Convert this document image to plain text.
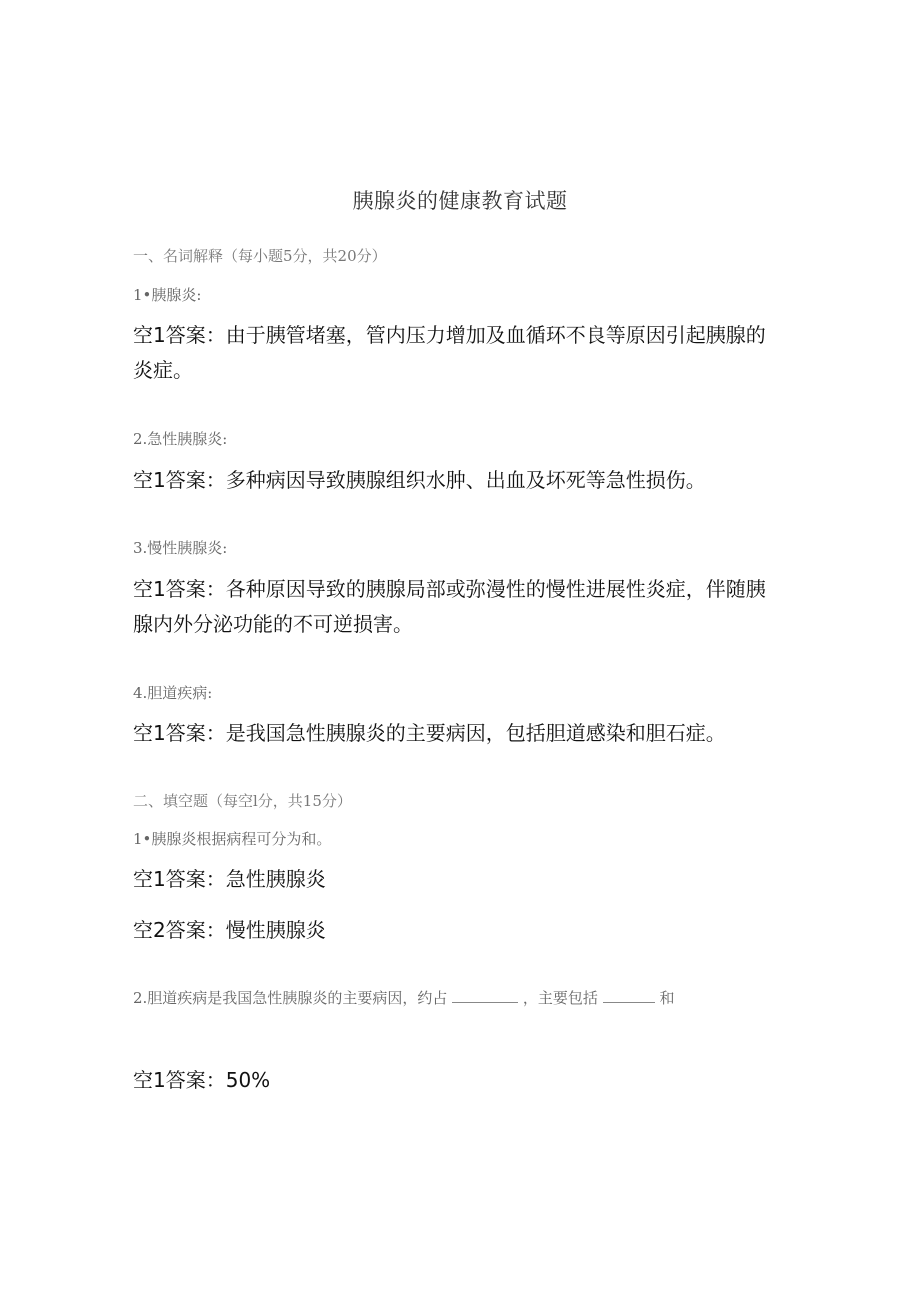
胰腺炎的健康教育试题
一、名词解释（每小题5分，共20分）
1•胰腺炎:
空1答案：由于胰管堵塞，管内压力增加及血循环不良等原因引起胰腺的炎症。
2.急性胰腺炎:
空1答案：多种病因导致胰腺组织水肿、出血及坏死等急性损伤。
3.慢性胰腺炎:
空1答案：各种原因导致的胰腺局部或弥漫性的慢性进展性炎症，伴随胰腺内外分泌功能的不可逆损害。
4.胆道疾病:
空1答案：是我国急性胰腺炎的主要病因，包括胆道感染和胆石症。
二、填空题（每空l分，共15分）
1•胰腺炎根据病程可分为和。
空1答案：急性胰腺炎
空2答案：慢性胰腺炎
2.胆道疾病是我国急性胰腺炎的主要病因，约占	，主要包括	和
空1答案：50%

────────

◆ **TASK DESCRIPTION**
Extract the text of all the records above verbatim, excluding pictures.

◆ **ANSWER BELOW**
Convert this document image to plain text.
胰腺炎的健康教育试题
一、名词解释（每小题5分，共20分）
1•胰腺炎:
空1答案：由于胰管堵塞，管内压力增加及血循环不良等原因引起胰腺的炎症。
2.急性胰腺炎:
空1答案：多种病因导致胰腺组织水肿、出血及坏死等急性损伤。
3.慢性胰腺炎:
空1答案：各种原因导致的胰腺局部或弥漫性的慢性进展性炎症，伴随胰腺内外分泌功能的不可逆损害。
4.胆道疾病:
空1答案：是我国急性胰腺炎的主要病因，包括胆道感染和胆石症。
二、填空题（每空l分，共15分）
1•胰腺炎根据病程可分为和。
空1答案：急性胰腺炎
空2答案：慢性胰腺炎
2.胆道疾病是我国急性胰腺炎的主要病因，约占	，主要包括	和
空1答案：50%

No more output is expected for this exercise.